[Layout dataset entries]
>>>>
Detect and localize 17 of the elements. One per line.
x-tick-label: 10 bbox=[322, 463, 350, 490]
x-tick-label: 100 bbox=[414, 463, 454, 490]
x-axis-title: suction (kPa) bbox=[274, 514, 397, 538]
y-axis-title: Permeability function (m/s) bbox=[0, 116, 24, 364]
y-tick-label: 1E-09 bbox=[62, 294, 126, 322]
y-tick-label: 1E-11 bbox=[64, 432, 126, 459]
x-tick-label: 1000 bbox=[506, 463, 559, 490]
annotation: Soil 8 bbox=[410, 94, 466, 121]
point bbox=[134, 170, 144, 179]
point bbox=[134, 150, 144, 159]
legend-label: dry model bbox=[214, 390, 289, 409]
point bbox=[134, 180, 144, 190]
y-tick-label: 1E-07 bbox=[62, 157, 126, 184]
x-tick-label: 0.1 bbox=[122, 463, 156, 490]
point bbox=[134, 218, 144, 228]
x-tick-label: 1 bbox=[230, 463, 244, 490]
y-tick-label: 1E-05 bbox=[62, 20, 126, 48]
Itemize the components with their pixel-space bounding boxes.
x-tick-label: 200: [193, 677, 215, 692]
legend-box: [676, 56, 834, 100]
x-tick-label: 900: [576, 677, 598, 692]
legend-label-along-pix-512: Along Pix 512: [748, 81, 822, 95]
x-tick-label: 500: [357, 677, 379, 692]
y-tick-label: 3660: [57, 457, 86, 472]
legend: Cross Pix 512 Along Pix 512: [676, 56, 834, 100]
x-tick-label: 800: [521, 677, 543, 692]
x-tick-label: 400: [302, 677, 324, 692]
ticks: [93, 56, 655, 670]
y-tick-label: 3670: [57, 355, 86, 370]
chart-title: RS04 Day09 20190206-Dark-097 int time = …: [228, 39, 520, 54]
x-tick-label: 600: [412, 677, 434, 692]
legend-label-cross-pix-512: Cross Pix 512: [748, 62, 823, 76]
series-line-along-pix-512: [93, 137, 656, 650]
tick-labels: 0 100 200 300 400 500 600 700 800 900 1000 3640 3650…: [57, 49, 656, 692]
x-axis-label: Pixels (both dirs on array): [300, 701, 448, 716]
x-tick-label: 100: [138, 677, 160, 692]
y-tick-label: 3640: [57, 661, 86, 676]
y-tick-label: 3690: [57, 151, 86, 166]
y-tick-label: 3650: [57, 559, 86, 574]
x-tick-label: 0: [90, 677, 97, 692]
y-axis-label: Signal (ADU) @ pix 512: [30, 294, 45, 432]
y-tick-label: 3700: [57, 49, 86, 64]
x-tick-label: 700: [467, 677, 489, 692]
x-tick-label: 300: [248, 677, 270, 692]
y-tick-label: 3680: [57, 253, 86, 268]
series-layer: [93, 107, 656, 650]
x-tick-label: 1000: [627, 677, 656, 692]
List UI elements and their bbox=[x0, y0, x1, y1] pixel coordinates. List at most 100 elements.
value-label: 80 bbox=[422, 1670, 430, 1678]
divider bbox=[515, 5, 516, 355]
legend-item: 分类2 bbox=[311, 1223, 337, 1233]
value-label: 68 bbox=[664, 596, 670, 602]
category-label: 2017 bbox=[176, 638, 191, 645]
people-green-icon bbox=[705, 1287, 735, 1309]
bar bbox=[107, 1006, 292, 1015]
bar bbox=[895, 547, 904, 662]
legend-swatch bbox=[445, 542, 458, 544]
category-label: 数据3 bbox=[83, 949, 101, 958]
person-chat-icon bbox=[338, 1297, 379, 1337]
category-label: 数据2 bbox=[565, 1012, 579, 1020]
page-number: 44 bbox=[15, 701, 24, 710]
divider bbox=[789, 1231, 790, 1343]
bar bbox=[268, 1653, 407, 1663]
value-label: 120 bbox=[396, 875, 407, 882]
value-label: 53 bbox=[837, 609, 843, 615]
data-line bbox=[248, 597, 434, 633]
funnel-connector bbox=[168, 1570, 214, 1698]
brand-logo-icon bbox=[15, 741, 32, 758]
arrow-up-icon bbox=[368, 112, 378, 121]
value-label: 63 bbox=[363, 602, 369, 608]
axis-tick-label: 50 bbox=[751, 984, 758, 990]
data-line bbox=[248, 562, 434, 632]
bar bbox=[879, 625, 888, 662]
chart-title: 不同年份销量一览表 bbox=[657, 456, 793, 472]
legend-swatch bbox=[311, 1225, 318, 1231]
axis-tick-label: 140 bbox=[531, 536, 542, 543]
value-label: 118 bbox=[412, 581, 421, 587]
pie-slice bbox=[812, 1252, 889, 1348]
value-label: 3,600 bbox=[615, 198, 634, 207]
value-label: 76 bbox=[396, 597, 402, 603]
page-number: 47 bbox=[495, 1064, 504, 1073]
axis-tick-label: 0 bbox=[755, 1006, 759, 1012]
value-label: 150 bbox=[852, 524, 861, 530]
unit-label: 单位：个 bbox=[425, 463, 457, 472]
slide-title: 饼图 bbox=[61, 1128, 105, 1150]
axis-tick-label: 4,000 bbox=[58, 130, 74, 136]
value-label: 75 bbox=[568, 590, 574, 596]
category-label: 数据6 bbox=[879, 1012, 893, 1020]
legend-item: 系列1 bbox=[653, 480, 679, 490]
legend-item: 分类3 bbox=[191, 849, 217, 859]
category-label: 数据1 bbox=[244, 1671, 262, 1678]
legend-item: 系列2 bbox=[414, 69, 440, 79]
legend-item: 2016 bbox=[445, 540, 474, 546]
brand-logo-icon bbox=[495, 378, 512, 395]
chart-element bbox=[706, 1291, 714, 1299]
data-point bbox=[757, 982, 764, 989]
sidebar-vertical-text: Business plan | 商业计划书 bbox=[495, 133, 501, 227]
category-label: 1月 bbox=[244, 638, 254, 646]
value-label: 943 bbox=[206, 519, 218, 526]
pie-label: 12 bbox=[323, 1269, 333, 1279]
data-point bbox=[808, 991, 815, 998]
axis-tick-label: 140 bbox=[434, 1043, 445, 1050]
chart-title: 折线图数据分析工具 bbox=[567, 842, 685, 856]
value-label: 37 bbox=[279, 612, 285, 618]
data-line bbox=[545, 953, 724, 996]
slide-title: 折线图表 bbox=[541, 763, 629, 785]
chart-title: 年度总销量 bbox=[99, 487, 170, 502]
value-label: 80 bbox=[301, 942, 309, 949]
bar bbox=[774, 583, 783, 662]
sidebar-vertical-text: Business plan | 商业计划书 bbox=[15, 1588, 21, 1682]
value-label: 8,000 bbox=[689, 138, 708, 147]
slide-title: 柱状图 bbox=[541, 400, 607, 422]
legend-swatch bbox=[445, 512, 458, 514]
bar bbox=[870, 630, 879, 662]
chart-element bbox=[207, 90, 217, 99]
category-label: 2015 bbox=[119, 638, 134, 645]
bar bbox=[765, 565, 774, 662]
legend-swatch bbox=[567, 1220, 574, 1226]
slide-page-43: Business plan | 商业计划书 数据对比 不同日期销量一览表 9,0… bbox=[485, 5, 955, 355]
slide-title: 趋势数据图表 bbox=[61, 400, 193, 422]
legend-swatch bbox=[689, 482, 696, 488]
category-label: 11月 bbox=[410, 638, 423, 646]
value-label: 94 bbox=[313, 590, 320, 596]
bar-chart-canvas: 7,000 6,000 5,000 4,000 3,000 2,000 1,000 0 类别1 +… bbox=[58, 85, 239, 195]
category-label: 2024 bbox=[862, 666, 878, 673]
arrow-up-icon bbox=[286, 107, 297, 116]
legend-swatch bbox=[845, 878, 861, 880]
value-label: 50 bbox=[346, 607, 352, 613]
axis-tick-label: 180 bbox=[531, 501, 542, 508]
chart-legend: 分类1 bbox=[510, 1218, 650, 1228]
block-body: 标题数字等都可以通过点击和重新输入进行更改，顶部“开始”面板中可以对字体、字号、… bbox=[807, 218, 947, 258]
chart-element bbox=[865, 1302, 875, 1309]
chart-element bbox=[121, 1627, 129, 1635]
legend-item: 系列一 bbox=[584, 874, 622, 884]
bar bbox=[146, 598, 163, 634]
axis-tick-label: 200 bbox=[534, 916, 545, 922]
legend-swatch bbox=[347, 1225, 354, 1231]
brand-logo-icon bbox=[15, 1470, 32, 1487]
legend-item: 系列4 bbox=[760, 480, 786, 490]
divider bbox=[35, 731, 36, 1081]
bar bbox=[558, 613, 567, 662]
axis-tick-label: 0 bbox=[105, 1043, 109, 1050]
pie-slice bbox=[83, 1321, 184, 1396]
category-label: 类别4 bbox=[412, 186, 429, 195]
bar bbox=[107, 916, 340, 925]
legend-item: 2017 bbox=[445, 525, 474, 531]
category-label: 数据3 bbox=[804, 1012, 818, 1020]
<<<<
▸ PROBLEM DETAILS
Reproduce verbatim every line of the listing from its first line down to the line that contains "Itemize the components", including that line.

▸ THE REPLY
Detect and localize 17 of the elements. One per line.
x-tick-label: 10 bbox=[322, 463, 350, 490]
x-tick-label: 100 bbox=[414, 463, 454, 490]
x-axis-title: suction (kPa) bbox=[274, 514, 397, 538]
y-axis-title: Permeability function (m/s) bbox=[0, 116, 24, 364]
y-tick-label: 1E-09 bbox=[62, 294, 126, 322]
y-tick-label: 1E-11 bbox=[64, 432, 126, 459]
x-tick-label: 1000 bbox=[506, 463, 559, 490]
annotation: Soil 8 bbox=[410, 94, 466, 121]
point bbox=[134, 170, 144, 179]
point bbox=[134, 150, 144, 159]
legend-label: dry model bbox=[214, 390, 289, 409]
point bbox=[134, 180, 144, 190]
y-tick-label: 1E-07 bbox=[62, 157, 126, 184]
x-tick-label: 0.1 bbox=[122, 463, 156, 490]
point bbox=[134, 218, 144, 228]
x-tick-label: 1 bbox=[230, 463, 244, 490]
y-tick-label: 1E-05 bbox=[62, 20, 126, 48]
Itemize the components with their pixel-space bounding boxes.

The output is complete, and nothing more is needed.